----- GIVEN DATA -----

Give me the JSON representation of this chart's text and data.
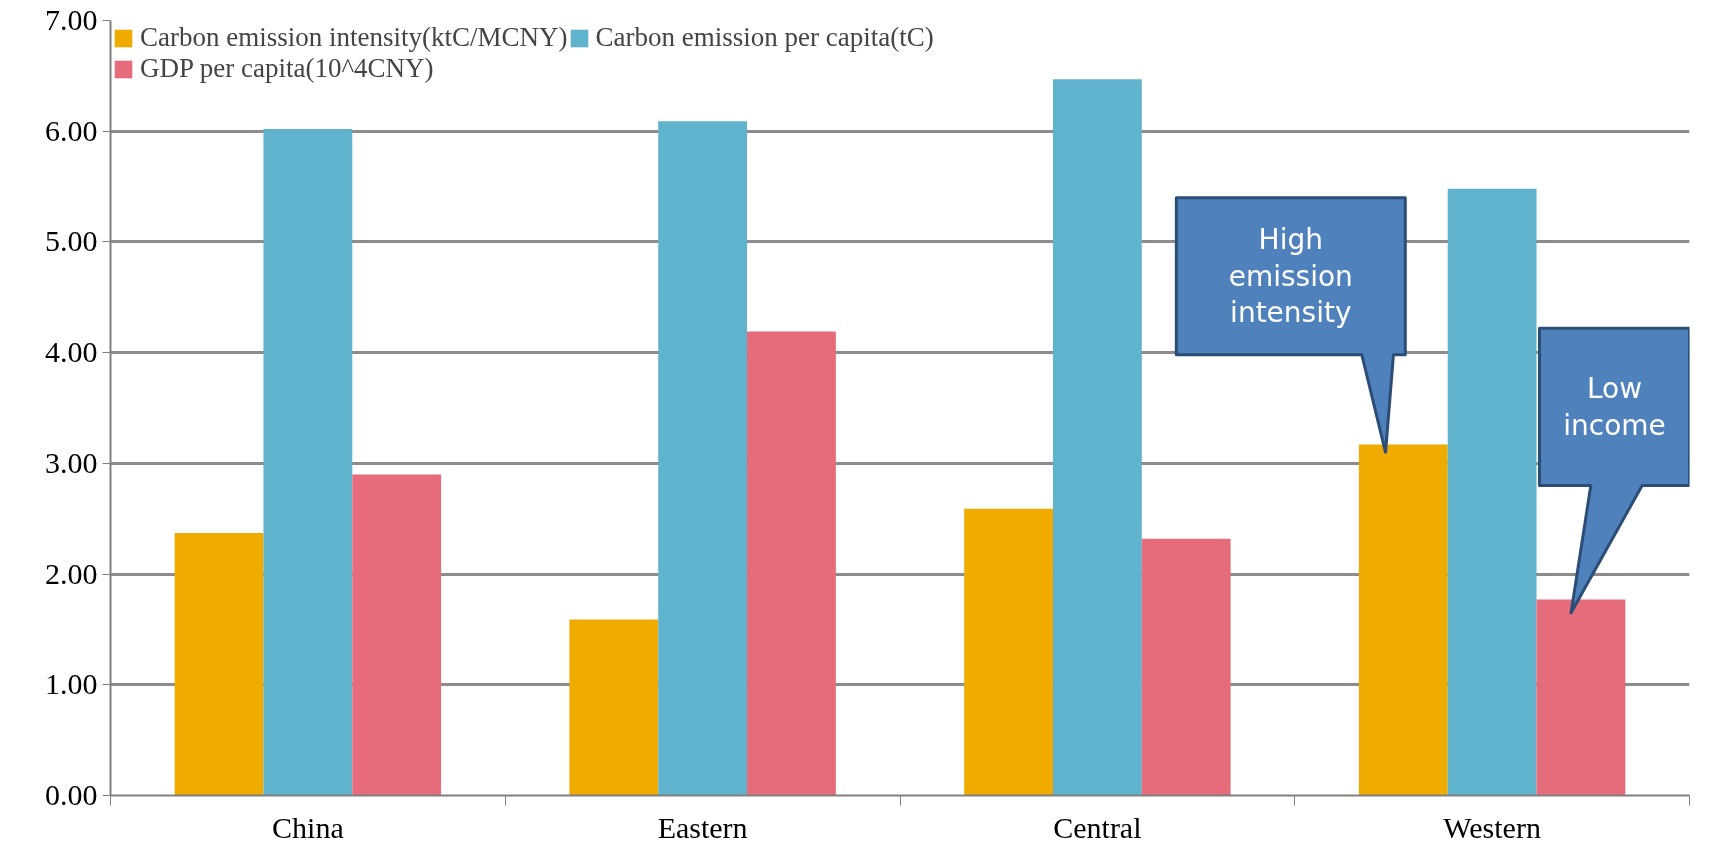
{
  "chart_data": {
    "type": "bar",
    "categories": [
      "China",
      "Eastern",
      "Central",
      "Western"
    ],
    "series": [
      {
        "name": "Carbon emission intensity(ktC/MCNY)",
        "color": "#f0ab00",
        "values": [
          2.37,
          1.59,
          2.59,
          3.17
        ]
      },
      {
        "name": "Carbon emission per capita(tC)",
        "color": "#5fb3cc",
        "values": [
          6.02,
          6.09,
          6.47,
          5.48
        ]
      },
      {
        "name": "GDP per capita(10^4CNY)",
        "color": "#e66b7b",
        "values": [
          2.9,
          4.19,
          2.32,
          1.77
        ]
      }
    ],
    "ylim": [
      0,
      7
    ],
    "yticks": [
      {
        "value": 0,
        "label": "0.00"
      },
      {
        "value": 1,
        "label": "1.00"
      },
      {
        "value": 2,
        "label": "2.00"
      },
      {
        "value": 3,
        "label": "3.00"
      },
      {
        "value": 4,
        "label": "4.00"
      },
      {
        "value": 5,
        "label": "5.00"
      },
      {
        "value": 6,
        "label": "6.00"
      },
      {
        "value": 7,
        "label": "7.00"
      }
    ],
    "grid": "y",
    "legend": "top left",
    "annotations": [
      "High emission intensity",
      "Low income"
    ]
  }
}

-----
----- GIVEN DATA -----

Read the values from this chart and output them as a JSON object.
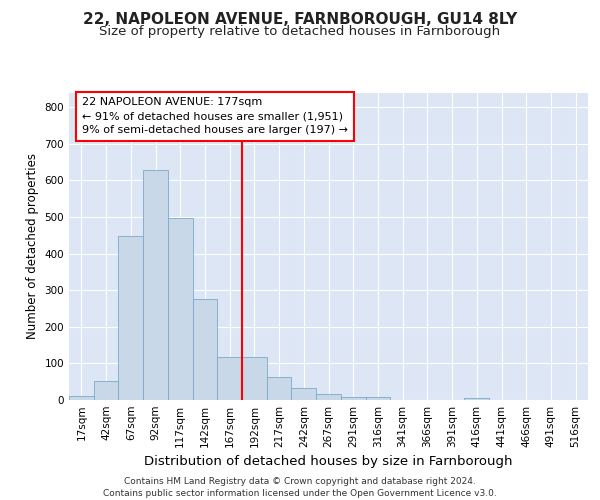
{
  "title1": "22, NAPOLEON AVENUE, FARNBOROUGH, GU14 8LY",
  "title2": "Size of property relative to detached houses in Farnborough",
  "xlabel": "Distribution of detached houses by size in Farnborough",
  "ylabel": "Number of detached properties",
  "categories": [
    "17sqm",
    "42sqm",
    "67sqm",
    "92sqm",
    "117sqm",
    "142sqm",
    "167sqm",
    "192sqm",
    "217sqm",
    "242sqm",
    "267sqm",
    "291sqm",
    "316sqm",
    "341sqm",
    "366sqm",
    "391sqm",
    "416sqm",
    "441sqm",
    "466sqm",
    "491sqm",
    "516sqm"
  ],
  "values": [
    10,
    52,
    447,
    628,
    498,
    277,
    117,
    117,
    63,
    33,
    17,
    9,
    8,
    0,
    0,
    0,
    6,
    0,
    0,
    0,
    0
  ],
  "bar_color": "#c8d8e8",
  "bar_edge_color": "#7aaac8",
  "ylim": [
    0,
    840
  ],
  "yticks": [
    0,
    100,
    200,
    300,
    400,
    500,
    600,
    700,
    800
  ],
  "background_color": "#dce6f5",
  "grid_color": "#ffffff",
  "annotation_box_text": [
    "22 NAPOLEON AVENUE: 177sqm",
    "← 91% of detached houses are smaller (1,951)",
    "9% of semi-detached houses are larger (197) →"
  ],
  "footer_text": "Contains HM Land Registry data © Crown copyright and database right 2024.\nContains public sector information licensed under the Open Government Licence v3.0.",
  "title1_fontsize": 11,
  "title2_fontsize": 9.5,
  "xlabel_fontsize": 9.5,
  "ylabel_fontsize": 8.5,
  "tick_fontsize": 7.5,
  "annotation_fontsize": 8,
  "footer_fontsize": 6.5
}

-----

▸ REQUIRED WORK
In the records above, find each line with the word "capita" and copy it.

▸ ANSWER BELOW
        "name": "Carbon emission per capita(tC)",
        "name": "GDP per capita(10^4CNY)",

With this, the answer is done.